[Items from a dataset]
◇ ◇ ◇
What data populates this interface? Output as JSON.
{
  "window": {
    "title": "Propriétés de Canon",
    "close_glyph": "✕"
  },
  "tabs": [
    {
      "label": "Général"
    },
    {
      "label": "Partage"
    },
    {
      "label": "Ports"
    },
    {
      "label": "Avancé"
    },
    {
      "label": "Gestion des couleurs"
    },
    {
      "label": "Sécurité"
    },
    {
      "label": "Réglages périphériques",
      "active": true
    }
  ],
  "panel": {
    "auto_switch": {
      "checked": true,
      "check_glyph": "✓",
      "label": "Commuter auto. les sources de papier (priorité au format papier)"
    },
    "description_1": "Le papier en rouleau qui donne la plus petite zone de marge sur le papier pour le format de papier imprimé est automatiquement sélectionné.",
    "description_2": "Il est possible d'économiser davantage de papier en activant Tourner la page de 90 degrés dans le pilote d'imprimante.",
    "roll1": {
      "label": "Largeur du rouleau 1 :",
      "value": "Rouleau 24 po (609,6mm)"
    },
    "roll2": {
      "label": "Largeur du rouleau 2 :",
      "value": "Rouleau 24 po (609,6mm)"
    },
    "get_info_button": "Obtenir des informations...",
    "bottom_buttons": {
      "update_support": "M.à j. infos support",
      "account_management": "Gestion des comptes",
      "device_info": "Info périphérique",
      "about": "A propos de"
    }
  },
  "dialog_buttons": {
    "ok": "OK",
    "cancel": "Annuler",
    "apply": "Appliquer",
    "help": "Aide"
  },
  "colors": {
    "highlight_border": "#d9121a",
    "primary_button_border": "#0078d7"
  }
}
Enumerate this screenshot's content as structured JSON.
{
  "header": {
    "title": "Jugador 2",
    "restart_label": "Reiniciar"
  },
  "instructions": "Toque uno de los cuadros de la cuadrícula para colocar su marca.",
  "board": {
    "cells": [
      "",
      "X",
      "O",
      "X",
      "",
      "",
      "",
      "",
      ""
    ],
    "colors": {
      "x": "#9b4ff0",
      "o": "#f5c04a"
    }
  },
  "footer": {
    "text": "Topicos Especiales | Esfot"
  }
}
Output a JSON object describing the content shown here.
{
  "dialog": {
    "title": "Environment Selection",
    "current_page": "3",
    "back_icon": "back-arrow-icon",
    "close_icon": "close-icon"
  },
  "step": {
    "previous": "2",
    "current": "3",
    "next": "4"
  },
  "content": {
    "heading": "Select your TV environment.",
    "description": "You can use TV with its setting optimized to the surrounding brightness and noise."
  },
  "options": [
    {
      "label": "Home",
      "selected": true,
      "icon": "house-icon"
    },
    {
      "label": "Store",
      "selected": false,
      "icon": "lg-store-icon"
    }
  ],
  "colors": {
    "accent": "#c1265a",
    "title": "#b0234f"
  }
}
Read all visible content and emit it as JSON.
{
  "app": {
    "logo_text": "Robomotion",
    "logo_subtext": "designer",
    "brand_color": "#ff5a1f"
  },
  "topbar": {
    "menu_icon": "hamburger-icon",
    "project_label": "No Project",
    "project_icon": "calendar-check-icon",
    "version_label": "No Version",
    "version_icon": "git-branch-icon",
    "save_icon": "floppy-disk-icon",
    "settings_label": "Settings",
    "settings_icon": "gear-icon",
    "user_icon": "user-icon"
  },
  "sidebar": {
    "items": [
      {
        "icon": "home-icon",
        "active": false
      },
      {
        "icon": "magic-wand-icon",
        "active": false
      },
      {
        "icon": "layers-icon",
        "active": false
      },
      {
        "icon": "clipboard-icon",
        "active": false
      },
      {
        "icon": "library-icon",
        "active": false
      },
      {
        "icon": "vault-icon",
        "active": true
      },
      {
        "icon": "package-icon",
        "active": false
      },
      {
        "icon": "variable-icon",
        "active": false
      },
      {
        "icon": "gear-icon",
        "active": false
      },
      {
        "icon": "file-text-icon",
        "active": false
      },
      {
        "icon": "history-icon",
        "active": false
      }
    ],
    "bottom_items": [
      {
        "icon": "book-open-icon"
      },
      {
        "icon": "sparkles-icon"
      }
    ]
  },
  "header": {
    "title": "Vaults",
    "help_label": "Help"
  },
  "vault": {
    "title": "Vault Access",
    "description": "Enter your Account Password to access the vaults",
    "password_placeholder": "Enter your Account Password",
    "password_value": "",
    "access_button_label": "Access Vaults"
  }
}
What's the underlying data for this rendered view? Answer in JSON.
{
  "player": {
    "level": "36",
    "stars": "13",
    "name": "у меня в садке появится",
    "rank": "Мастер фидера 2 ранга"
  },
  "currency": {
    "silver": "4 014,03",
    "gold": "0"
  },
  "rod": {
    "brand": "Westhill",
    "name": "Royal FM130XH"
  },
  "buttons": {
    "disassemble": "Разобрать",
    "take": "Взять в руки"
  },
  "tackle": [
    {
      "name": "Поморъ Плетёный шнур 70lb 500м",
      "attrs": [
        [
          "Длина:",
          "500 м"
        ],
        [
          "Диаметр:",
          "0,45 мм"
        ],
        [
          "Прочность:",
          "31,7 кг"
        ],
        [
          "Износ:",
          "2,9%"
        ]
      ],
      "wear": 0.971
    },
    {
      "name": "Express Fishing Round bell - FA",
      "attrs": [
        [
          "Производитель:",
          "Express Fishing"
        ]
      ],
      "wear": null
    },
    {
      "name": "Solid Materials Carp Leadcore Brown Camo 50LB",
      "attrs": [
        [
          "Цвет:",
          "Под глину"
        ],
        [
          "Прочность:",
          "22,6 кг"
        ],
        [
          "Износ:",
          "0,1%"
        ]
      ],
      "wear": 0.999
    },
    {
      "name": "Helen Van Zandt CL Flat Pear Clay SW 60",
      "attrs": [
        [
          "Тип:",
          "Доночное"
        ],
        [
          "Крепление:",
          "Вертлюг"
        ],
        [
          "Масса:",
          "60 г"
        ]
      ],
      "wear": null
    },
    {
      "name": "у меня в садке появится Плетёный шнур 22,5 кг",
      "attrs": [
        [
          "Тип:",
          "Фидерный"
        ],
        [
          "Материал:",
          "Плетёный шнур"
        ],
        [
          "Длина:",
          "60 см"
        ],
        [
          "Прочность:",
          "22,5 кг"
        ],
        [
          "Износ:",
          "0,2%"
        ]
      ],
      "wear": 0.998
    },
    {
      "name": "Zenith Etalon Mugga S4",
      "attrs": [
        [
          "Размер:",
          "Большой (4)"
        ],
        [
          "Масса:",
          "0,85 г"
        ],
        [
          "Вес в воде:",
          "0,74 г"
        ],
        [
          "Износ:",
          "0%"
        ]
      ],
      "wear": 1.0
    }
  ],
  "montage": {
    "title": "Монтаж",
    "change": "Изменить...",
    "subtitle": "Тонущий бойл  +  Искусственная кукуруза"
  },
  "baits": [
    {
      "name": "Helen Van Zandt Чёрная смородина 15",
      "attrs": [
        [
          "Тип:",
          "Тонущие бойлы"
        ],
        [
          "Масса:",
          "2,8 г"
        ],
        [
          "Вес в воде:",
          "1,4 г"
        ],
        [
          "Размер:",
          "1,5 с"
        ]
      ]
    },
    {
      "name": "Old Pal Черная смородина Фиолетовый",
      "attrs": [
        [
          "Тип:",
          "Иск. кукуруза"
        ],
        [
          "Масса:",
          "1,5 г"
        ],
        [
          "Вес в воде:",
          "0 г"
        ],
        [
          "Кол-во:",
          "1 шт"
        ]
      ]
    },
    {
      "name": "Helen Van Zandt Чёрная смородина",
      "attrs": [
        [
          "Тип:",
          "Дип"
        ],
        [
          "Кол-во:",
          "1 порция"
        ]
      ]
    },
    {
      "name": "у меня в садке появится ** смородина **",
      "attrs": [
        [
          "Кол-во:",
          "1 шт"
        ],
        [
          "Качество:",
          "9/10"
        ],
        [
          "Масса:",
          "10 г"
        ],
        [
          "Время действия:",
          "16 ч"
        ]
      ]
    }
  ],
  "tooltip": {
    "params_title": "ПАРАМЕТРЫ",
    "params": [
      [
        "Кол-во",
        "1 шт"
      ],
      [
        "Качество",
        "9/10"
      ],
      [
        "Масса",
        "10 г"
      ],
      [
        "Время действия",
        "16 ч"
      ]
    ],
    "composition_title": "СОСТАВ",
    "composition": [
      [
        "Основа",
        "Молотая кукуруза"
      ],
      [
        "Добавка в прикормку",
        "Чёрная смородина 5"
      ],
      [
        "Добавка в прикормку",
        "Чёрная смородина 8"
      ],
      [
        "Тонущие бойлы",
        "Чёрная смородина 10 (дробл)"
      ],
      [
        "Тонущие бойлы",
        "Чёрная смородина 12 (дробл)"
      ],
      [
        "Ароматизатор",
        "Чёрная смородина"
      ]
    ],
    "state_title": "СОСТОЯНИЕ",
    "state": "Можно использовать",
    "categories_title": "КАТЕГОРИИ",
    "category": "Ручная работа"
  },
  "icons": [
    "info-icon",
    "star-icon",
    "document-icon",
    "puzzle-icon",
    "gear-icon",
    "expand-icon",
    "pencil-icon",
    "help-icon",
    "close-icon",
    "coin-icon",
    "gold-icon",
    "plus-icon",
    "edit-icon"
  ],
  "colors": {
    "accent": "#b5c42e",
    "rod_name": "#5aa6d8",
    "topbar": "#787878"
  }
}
◇ ◇ ◇
[Aim] Among the lines of the data, identify those with the word "Enter". Copy each of them.

[Response to this task]
    "description": "Enter your Account Password to access the vaults",
    "password_placeholder": "Enter your Account Password",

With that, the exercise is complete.